→ WRITTEN INSTRUCTION: Below are some entries. Output each one exactly as it appears.

-- START --

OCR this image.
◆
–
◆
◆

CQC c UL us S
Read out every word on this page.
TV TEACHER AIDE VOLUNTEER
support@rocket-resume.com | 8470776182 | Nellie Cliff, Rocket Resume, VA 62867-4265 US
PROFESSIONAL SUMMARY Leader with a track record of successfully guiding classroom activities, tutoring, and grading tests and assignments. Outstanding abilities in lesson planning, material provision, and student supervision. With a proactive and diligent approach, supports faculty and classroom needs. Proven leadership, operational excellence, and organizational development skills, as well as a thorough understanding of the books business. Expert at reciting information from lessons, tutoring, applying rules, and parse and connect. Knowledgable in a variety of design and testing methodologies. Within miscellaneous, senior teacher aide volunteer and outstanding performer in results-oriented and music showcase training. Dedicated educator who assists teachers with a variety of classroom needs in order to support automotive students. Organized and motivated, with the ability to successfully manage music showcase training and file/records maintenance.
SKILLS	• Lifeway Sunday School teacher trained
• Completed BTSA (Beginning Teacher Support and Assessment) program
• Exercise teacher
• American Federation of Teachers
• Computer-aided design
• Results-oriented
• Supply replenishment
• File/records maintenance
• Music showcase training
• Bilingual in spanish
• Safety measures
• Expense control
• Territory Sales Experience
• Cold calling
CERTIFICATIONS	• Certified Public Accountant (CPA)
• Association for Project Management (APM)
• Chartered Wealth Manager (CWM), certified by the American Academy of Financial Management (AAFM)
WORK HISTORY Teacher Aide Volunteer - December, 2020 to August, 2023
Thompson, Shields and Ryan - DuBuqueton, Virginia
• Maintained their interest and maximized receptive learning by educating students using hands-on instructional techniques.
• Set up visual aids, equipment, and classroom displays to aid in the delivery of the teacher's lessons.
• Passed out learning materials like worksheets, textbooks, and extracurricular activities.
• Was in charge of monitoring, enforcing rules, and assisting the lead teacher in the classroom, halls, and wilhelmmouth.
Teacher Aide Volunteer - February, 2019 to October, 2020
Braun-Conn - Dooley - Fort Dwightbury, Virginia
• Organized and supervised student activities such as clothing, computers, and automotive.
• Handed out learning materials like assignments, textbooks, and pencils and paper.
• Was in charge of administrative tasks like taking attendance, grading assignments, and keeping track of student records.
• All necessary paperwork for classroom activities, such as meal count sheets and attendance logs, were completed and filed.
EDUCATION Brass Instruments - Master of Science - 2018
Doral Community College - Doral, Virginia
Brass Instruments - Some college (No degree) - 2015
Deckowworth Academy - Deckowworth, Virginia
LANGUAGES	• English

-- END --

→ CORRECT RESPONSE:
OCR this image.
◆
–
◆
◆

CQC c UL us S
Read out every word on this page.
TV TEACHER AIDE VOLUNTEER
support@rocket-resume.com | 8470776182 | Nellie Cliff, Rocket Resume, VA 62867-4265 US
PROFESSIONAL SUMMARY Leader with a track record of successfully guiding classroom activities, tutoring, and grading tests and assignments. Outstanding abilities in lesson planning, material provision, and student supervision. With a proactive and diligent approach, supports faculty and classroom needs. Proven leadership, operational excellence, and organizational development skills, as well as a thorough understanding of the books business. Expert at reciting information from lessons, tutoring, applying rules, and parse and connect. Knowledgable in a variety of design and testing methodologies. Within miscellaneous, senior teacher aide volunteer and outstanding performer in results-oriented and music showcase training. Dedicated educator who assists teachers with a variety of classroom needs in order to support automotive students. Organized and motivated, with the ability to successfully manage music showcase training and file/records maintenance.
SKILLS	• Lifeway Sunday School teacher trained
• Completed BTSA (Beginning Teacher Support and Assessment) program
• Exercise teacher
• American Federation of Teachers
• Computer-aided design
• Results-oriented
• Supply replenishment
• File/records maintenance
• Music showcase training
• Bilingual in spanish
• Safety measures
• Expense control
• Territory Sales Experience
• Cold calling
CERTIFICATIONS	• Certified Public Accountant (CPA)
• Association for Project Management (APM)
• Chartered Wealth Manager (CWM), certified by the American Academy of Financial Management (AAFM)
WORK HISTORY Teacher Aide Volunteer - December, 2020 to August, 2023
Thompson, Shields and Ryan - DuBuqueton, Virginia
• Maintained their interest and maximized receptive learning by educating students using hands-on instructional techniques.
• Set up visual aids, equipment, and classroom displays to aid in the delivery of the teacher's lessons.
• Passed out learning materials like worksheets, textbooks, and extracurricular activities.
• Was in charge of monitoring, enforcing rules, and assisting the lead teacher in the classroom, halls, and wilhelmmouth.
Teacher Aide Volunteer - February, 2019 to October, 2020
Braun-Conn - Dooley - Fort Dwightbury, Virginia
• Organized and supervised student activities such as clothing, computers, and automotive.
• Handed out learning materials like assignments, textbooks, and pencils and paper.
• Was in charge of administrative tasks like taking attendance, grading assignments, and keeping track of student records.
• All necessary paperwork for classroom activities, such as meal count sheets and attendance logs, were completed and filed.
EDUCATION Brass Instruments - Master of Science - 2018
Doral Community College - Doral, Virginia
Brass Instruments - Some college (No degree) - 2015
Deckowworth Academy - Deckowworth, Virginia
LANGUAGES	• English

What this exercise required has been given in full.